# Goal
Return each line of the records below that contains the string "tick".

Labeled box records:
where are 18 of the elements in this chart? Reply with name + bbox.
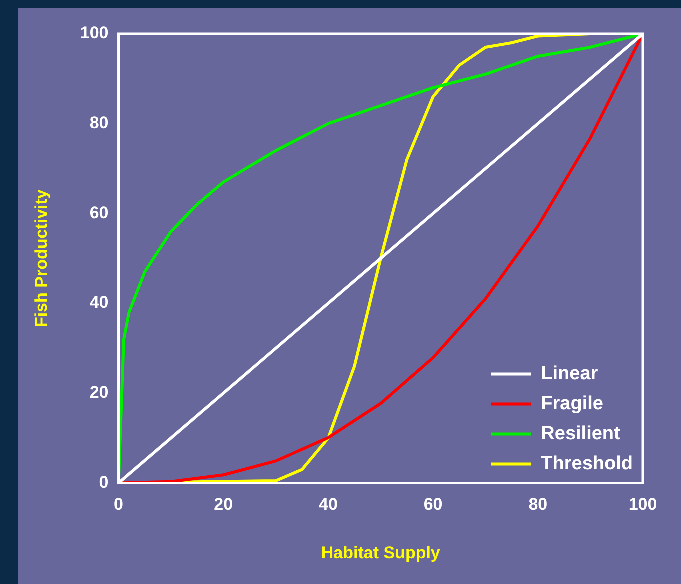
- y-tick-label: 80: [90, 114, 109, 133]
- legend-label: Fragile: [541, 393, 604, 414]
- legend-label: Resilient: [541, 423, 622, 444]
- x-tick-label: 60: [424, 495, 443, 514]
- x-tick-label: 20: [214, 495, 234, 514]
- y-tick-label: 20: [90, 383, 109, 402]
- x-tick-label: 40: [318, 495, 338, 514]
- y-axis-title: Fish Productivity: [32, 189, 51, 328]
- x-tick-label: 0: [114, 495, 124, 514]
- y-tick-label: 0: [99, 472, 109, 492]
- y-tick-label: 40: [90, 293, 109, 312]
- y-tick-label: 100: [80, 24, 109, 43]
- x-axis-title: Habitat Supply: [321, 543, 441, 562]
- y-tick-label: 60: [90, 203, 109, 222]
- x-tick-label: 80: [528, 495, 548, 514]
- x-tick-label: 100: [628, 495, 658, 514]
- legend-label: Threshold: [541, 453, 634, 474]
- legend-label: Linear: [541, 363, 599, 384]
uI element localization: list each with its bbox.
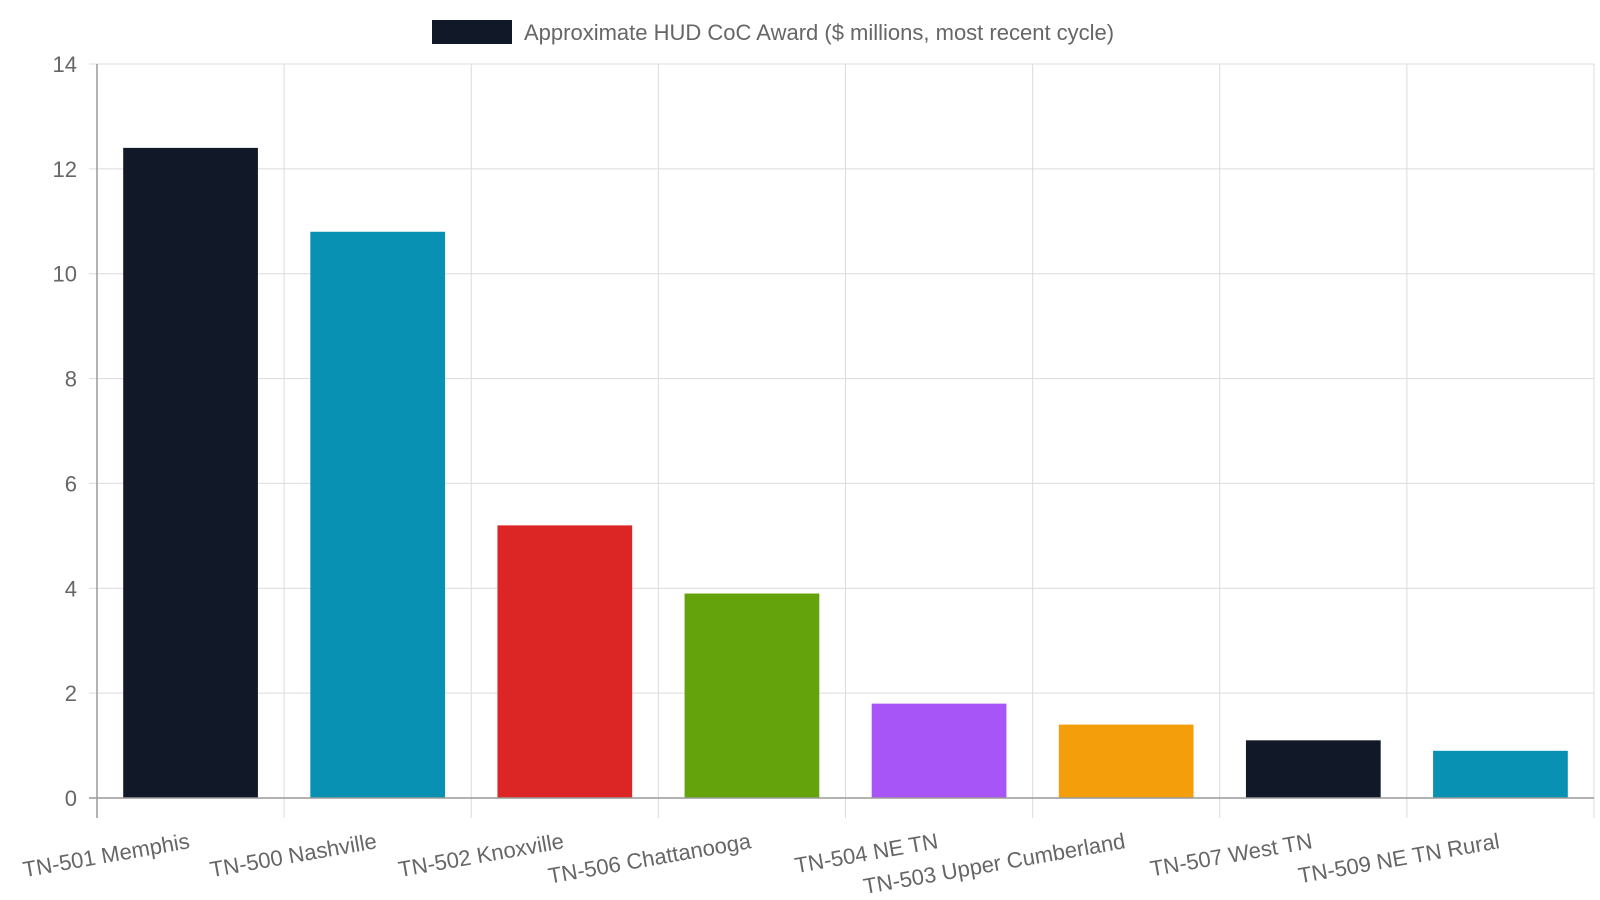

# Response to the exercise
- y-tick-label: 80: [90, 114, 109, 133]
- x-tick-label: 60: [424, 495, 443, 514]
- x-tick-label: 20: [214, 495, 234, 514]
- y-tick-label: 20: [90, 383, 109, 402]
- x-tick-label: 40: [318, 495, 338, 514]
- x-tick-label: 0: [114, 495, 124, 514]
- y-tick-label: 0: [99, 472, 109, 492]
- y-tick-label: 40: [90, 293, 109, 312]
- y-tick-label: 100: [80, 24, 109, 43]
- y-tick-label: 60: [90, 203, 109, 222]
- x-tick-label: 80: [528, 495, 548, 514]
- x-tick-label: 100: [628, 495, 658, 514]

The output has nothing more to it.